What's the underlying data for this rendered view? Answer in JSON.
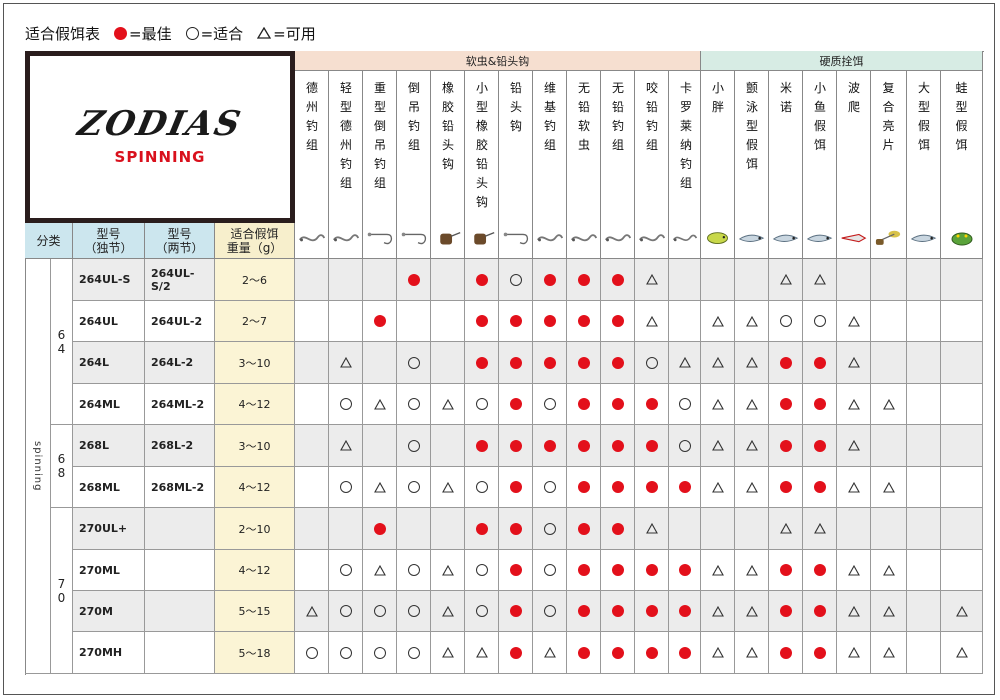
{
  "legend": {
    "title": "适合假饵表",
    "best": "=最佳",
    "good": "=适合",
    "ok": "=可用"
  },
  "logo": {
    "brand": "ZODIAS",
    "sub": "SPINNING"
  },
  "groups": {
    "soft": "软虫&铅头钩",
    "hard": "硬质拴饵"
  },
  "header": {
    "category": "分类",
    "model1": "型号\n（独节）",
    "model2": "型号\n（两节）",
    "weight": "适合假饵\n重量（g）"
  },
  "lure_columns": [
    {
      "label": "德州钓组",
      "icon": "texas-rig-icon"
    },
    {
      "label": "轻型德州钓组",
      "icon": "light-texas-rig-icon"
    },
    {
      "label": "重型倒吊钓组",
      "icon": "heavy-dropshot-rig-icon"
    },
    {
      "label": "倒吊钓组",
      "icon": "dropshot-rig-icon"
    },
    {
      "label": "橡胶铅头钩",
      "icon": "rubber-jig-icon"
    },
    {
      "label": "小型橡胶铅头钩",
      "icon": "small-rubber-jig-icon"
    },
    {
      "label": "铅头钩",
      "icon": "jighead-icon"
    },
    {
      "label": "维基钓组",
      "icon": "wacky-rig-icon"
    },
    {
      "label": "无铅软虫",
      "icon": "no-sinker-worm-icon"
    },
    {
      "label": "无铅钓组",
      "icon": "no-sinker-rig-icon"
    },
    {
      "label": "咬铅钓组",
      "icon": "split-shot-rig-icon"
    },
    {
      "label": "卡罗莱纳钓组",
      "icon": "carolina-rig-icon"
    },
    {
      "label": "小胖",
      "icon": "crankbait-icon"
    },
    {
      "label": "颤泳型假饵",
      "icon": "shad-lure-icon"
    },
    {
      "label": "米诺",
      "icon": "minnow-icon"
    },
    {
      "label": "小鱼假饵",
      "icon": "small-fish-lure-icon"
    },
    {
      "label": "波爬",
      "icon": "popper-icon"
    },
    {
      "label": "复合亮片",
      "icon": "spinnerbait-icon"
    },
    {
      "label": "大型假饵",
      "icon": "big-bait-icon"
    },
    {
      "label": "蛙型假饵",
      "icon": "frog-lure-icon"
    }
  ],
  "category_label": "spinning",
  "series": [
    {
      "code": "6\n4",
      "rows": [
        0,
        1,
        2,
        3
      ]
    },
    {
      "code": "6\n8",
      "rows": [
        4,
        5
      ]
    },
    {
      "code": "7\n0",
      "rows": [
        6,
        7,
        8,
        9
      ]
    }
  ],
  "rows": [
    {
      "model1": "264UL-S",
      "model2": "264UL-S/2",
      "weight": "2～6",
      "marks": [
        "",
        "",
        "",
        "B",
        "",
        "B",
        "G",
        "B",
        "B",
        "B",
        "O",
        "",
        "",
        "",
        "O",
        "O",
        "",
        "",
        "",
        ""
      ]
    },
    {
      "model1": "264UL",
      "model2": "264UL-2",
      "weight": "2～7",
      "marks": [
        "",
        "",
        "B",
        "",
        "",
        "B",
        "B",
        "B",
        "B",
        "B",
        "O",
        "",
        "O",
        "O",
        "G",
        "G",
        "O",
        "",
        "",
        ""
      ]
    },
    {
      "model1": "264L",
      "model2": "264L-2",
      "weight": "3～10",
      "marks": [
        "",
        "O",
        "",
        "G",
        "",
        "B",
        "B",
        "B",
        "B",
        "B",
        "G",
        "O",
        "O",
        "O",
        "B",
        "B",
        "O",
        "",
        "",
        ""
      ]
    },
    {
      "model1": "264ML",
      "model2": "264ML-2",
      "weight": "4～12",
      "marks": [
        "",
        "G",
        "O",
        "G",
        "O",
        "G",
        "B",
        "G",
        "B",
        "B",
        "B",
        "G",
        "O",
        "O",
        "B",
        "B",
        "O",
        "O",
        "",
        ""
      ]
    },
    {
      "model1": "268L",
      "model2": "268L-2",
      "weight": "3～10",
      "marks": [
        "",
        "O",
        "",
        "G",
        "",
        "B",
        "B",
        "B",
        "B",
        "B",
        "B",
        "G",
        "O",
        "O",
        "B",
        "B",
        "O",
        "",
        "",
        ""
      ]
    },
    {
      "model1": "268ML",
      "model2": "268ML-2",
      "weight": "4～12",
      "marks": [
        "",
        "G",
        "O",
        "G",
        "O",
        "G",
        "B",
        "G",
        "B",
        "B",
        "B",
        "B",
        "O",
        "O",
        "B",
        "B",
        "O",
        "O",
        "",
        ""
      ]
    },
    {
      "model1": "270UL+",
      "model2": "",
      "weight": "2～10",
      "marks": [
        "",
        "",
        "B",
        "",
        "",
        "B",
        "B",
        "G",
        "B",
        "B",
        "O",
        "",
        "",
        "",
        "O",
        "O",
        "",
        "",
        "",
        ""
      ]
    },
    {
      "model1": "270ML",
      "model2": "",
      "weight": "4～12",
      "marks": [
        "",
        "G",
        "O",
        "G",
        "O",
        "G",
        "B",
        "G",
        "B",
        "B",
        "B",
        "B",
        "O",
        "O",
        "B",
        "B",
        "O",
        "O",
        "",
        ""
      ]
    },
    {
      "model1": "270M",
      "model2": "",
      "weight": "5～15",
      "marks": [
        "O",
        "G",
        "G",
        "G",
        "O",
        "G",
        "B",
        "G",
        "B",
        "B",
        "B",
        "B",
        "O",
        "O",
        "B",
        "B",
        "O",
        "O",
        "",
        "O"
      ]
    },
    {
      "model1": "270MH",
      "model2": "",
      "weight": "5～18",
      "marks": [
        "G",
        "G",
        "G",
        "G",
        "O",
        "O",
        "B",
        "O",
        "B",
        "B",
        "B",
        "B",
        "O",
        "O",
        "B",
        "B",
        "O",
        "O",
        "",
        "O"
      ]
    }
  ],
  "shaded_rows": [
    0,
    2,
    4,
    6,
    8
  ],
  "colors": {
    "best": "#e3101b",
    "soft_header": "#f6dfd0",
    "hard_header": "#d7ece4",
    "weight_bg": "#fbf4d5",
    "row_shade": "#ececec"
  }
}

# # #

Extract the text of all the records above verbatim, excluding pictures.

[FINISHED ANSWER]
What's the underlying data for this rendered view? Answer in JSON.
{
  "legend": {
    "title": "适合假饵表",
    "best": "=最佳",
    "good": "=适合",
    "ok": "=可用"
  },
  "logo": {
    "brand": "ZODIAS",
    "sub": "SPINNING"
  },
  "groups": {
    "soft": "软虫&铅头钩",
    "hard": "硬质拴饵"
  },
  "header": {
    "category": "分类",
    "model1": "型号\n（独节）",
    "model2": "型号\n（两节）",
    "weight": "适合假饵\n重量（g）"
  },
  "lure_columns": [
    {
      "label": "德州钓组",
      "icon": "texas-rig-icon"
    },
    {
      "label": "轻型德州钓组",
      "icon": "light-texas-rig-icon"
    },
    {
      "label": "重型倒吊钓组",
      "icon": "heavy-dropshot-rig-icon"
    },
    {
      "label": "倒吊钓组",
      "icon": "dropshot-rig-icon"
    },
    {
      "label": "橡胶铅头钩",
      "icon": "rubber-jig-icon"
    },
    {
      "label": "小型橡胶铅头钩",
      "icon": "small-rubber-jig-icon"
    },
    {
      "label": "铅头钩",
      "icon": "jighead-icon"
    },
    {
      "label": "维基钓组",
      "icon": "wacky-rig-icon"
    },
    {
      "label": "无铅软虫",
      "icon": "no-sinker-worm-icon"
    },
    {
      "label": "无铅钓组",
      "icon": "no-sinker-rig-icon"
    },
    {
      "label": "咬铅钓组",
      "icon": "split-shot-rig-icon"
    },
    {
      "label": "卡罗莱纳钓组",
      "icon": "carolina-rig-icon"
    },
    {
      "label": "小胖",
      "icon": "crankbait-icon"
    },
    {
      "label": "颤泳型假饵",
      "icon": "shad-lure-icon"
    },
    {
      "label": "米诺",
      "icon": "minnow-icon"
    },
    {
      "label": "小鱼假饵",
      "icon": "small-fish-lure-icon"
    },
    {
      "label": "波爬",
      "icon": "popper-icon"
    },
    {
      "label": "复合亮片",
      "icon": "spinnerbait-icon"
    },
    {
      "label": "大型假饵",
      "icon": "big-bait-icon"
    },
    {
      "label": "蛙型假饵",
      "icon": "frog-lure-icon"
    }
  ],
  "category_label": "spinning",
  "series": [
    {
      "code": "6\n4",
      "rows": [
        0,
        1,
        2,
        3
      ]
    },
    {
      "code": "6\n8",
      "rows": [
        4,
        5
      ]
    },
    {
      "code": "7\n0",
      "rows": [
        6,
        7,
        8,
        9
      ]
    }
  ],
  "rows": [
    {
      "model1": "264UL-S",
      "model2": "264UL-S/2",
      "weight": "2～6",
      "marks": [
        "",
        "",
        "",
        "B",
        "",
        "B",
        "G",
        "B",
        "B",
        "B",
        "O",
        "",
        "",
        "",
        "O",
        "O",
        "",
        "",
        "",
        ""
      ]
    },
    {
      "model1": "264UL",
      "model2": "264UL-2",
      "weight": "2～7",
      "marks": [
        "",
        "",
        "B",
        "",
        "",
        "B",
        "B",
        "B",
        "B",
        "B",
        "O",
        "",
        "O",
        "O",
        "G",
        "G",
        "O",
        "",
        "",
        ""
      ]
    },
    {
      "model1": "264L",
      "model2": "264L-2",
      "weight": "3～10",
      "marks": [
        "",
        "O",
        "",
        "G",
        "",
        "B",
        "B",
        "B",
        "B",
        "B",
        "G",
        "O",
        "O",
        "O",
        "B",
        "B",
        "O",
        "",
        "",
        ""
      ]
    },
    {
      "model1": "264ML",
      "model2": "264ML-2",
      "weight": "4～12",
      "marks": [
        "",
        "G",
        "O",
        "G",
        "O",
        "G",
        "B",
        "G",
        "B",
        "B",
        "B",
        "G",
        "O",
        "O",
        "B",
        "B",
        "O",
        "O",
        "",
        ""
      ]
    },
    {
      "model1": "268L",
      "model2": "268L-2",
      "weight": "3～10",
      "marks": [
        "",
        "O",
        "",
        "G",
        "",
        "B",
        "B",
        "B",
        "B",
        "B",
        "B",
        "G",
        "O",
        "O",
        "B",
        "B",
        "O",
        "",
        "",
        ""
      ]
    },
    {
      "model1": "268ML",
      "model2": "268ML-2",
      "weight": "4～12",
      "marks": [
        "",
        "G",
        "O",
        "G",
        "O",
        "G",
        "B",
        "G",
        "B",
        "B",
        "B",
        "B",
        "O",
        "O",
        "B",
        "B",
        "O",
        "O",
        "",
        ""
      ]
    },
    {
      "model1": "270UL+",
      "model2": "",
      "weight": "2～10",
      "marks": [
        "",
        "",
        "B",
        "",
        "",
        "B",
        "B",
        "G",
        "B",
        "B",
        "O",
        "",
        "",
        "",
        "O",
        "O",
        "",
        "",
        "",
        ""
      ]
    },
    {
      "model1": "270ML",
      "model2": "",
      "weight": "4～12",
      "marks": [
        "",
        "G",
        "O",
        "G",
        "O",
        "G",
        "B",
        "G",
        "B",
        "B",
        "B",
        "B",
        "O",
        "O",
        "B",
        "B",
        "O",
        "O",
        "",
        ""
      ]
    },
    {
      "model1": "270M",
      "model2": "",
      "weight": "5～15",
      "marks": [
        "O",
        "G",
        "G",
        "G",
        "O",
        "G",
        "B",
        "G",
        "B",
        "B",
        "B",
        "B",
        "O",
        "O",
        "B",
        "B",
        "O",
        "O",
        "",
        "O"
      ]
    },
    {
      "model1": "270MH",
      "model2": "",
      "weight": "5～18",
      "marks": [
        "G",
        "G",
        "G",
        "G",
        "O",
        "O",
        "B",
        "O",
        "B",
        "B",
        "B",
        "B",
        "O",
        "O",
        "B",
        "B",
        "O",
        "O",
        "",
        "O"
      ]
    }
  ],
  "shaded_rows": [
    0,
    2,
    4,
    6,
    8
  ],
  "colors": {
    "best": "#e3101b",
    "soft_header": "#f6dfd0",
    "hard_header": "#d7ece4",
    "weight_bg": "#fbf4d5",
    "row_shade": "#ececec"
  }
}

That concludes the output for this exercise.